### Stated task
From the listing below, extract each line containing the string "cellular".

+---+

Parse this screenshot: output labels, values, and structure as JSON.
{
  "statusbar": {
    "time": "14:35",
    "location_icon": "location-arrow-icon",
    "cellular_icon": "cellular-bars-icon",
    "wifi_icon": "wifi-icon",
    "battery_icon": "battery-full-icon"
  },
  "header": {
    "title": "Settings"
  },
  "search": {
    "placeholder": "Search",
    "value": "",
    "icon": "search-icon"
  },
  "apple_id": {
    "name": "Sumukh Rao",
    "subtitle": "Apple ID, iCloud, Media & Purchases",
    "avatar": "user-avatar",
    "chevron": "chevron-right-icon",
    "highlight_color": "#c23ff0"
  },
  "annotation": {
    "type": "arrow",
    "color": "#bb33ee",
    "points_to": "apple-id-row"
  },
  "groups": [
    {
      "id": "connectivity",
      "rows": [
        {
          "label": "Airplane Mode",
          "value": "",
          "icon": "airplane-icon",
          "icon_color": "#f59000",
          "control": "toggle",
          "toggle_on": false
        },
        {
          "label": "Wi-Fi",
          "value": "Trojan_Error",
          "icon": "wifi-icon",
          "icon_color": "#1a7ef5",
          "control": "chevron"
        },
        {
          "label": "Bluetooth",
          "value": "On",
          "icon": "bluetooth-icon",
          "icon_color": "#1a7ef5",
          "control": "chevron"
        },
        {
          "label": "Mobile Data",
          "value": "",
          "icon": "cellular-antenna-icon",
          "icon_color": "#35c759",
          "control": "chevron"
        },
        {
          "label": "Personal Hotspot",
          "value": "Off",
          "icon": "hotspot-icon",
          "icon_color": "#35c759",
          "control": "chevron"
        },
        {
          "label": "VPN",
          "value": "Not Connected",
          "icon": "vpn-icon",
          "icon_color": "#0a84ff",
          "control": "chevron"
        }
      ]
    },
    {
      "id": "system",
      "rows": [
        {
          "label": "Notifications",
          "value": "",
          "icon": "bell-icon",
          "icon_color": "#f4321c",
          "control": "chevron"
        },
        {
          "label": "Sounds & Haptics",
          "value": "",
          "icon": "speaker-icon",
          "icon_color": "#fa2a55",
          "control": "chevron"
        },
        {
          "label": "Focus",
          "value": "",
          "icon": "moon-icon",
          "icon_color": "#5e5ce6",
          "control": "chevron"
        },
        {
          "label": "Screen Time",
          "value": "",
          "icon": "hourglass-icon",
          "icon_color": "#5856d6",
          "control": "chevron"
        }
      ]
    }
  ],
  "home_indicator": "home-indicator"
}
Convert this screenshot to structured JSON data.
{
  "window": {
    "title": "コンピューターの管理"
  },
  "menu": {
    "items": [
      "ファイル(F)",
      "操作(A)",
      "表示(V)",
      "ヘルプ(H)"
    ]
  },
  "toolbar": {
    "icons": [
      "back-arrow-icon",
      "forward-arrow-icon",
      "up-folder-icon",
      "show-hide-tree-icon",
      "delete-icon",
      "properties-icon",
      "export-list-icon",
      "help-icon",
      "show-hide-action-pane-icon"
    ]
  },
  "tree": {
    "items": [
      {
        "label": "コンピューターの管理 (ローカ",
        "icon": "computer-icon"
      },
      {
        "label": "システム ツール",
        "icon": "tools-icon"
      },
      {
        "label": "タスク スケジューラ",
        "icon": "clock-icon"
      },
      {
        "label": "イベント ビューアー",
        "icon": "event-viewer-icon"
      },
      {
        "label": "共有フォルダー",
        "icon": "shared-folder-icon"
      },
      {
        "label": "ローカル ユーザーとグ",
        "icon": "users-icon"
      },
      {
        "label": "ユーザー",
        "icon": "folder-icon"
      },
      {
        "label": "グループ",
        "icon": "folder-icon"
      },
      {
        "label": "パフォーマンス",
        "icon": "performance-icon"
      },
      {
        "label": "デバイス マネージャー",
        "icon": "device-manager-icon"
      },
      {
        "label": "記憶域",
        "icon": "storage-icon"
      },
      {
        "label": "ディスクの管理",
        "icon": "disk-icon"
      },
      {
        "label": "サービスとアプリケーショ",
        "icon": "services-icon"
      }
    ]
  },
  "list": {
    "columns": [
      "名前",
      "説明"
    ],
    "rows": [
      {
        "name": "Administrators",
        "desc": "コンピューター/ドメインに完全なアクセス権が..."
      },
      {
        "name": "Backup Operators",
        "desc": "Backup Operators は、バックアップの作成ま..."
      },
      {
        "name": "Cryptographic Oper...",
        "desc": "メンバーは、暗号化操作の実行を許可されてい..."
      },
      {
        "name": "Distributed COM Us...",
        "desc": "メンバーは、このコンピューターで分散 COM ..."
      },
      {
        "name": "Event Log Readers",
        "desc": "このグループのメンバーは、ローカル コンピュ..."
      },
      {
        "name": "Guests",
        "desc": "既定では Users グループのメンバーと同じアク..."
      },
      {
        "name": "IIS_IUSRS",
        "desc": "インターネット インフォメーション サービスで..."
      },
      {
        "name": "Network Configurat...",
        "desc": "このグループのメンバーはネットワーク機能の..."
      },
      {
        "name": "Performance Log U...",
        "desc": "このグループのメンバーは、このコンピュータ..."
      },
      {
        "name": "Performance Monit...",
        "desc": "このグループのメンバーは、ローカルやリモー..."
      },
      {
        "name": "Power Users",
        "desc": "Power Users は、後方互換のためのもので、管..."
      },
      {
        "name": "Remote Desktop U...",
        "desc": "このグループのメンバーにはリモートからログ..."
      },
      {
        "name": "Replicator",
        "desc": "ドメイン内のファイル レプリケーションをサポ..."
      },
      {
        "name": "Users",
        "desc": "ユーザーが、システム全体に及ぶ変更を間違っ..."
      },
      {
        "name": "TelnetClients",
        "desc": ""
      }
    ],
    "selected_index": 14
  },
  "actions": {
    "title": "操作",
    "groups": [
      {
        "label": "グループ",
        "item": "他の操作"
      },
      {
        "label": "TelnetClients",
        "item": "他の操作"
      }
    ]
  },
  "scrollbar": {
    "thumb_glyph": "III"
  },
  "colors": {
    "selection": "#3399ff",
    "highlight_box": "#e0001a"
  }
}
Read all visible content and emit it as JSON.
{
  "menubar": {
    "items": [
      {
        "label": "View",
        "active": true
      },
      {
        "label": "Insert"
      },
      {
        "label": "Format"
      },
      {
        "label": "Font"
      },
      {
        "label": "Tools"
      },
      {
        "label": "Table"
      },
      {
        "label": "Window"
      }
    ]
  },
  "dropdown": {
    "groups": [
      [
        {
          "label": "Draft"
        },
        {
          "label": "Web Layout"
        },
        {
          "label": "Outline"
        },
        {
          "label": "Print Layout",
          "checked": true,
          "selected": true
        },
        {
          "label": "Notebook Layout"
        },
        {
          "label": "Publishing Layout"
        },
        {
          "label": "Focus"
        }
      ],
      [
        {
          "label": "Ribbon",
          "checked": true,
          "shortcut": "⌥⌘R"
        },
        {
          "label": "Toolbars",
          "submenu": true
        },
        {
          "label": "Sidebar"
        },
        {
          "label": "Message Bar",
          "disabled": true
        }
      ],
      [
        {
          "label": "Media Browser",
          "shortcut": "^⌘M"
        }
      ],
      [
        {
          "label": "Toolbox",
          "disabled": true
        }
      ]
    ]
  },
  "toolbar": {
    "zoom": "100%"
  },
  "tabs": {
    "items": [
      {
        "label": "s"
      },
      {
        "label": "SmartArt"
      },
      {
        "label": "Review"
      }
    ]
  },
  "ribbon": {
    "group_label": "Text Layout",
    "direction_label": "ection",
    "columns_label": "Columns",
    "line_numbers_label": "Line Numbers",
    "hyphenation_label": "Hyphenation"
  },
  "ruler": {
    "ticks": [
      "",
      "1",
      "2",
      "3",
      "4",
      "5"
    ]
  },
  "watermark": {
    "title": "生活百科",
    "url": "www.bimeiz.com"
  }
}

+---+

### Result
    "cellular_icon": "cellular-bars-icon",
          "icon": "cellular-antenna-icon",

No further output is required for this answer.